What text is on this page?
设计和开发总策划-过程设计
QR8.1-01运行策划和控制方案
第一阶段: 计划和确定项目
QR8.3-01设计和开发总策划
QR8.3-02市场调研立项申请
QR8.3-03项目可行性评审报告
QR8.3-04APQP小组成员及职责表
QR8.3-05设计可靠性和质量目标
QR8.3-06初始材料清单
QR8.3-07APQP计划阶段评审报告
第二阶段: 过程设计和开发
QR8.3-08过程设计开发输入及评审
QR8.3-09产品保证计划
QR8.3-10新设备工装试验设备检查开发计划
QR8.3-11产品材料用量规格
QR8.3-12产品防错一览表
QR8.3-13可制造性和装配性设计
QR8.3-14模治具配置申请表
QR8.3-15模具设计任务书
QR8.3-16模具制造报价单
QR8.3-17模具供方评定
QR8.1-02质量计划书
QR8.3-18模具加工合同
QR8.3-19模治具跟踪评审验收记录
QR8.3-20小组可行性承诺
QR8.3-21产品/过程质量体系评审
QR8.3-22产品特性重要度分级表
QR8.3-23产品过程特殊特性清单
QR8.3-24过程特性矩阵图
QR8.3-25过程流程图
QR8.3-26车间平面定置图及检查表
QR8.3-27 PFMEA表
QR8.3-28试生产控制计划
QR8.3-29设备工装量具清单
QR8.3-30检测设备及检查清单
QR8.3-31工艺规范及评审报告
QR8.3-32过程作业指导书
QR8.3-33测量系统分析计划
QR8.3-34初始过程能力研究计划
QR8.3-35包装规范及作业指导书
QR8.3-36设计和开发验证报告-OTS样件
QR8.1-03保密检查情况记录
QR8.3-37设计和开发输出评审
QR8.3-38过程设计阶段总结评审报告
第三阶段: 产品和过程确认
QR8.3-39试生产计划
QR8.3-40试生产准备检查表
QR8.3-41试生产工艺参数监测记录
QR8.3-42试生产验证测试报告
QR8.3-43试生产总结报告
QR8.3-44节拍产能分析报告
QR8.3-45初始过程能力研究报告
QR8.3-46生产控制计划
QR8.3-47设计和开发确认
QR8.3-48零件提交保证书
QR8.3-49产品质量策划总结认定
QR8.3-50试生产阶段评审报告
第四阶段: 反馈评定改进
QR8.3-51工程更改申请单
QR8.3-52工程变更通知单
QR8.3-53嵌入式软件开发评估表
__________________________________________________
Give all the records again. Match them exactly.

What text is on this page?
设计和开发总策划-过程设计
QR8.1-01运行策划和控制方案
第一阶段: 计划和确定项目
QR8.3-01设计和开发总策划
QR8.3-02市场调研立项申请
QR8.3-03项目可行性评审报告
QR8.3-04APQP小组成员及职责表
QR8.3-05设计可靠性和质量目标
QR8.3-06初始材料清单
QR8.3-07APQP计划阶段评审报告
第二阶段: 过程设计和开发
QR8.3-08过程设计开发输入及评审
QR8.3-09产品保证计划
QR8.3-10新设备工装试验设备检查开发计划
QR8.3-11产品材料用量规格
QR8.3-12产品防错一览表
QR8.3-13可制造性和装配性设计
QR8.3-14模治具配置申请表
QR8.3-15模具设计任务书
QR8.3-16模具制造报价单
QR8.3-17模具供方评定
QR8.1-02质量计划书
QR8.3-18模具加工合同
QR8.3-19模治具跟踪评审验收记录
QR8.3-20小组可行性承诺
QR8.3-21产品/过程质量体系评审
QR8.3-22产品特性重要度分级表
QR8.3-23产品过程特殊特性清单
QR8.3-24过程特性矩阵图
QR8.3-25过程流程图
QR8.3-26车间平面定置图及检查表
QR8.3-27 PFMEA表
QR8.3-28试生产控制计划
QR8.3-29设备工装量具清单
QR8.3-30检测设备及检查清单
QR8.3-31工艺规范及评审报告
QR8.3-32过程作业指导书
QR8.3-33测量系统分析计划
QR8.3-34初始过程能力研究计划
QR8.3-35包装规范及作业指导书
QR8.3-36设计和开发验证报告-OTS样件
QR8.1-03保密检查情况记录
QR8.3-37设计和开发输出评审
QR8.3-38过程设计阶段总结评审报告
第三阶段: 产品和过程确认
QR8.3-39试生产计划
QR8.3-40试生产准备检查表
QR8.3-41试生产工艺参数监测记录
QR8.3-42试生产验证测试报告
QR8.3-43试生产总结报告
QR8.3-44节拍产能分析报告
QR8.3-45初始过程能力研究报告
QR8.3-46生产控制计划
QR8.3-47设计和开发确认
QR8.3-48零件提交保证书
QR8.3-49产品质量策划总结认定
QR8.3-50试生产阶段评审报告
第四阶段: 反馈评定改进
QR8.3-51工程更改申请单
QR8.3-52工程变更通知单
QR8.3-53嵌入式软件开发评估表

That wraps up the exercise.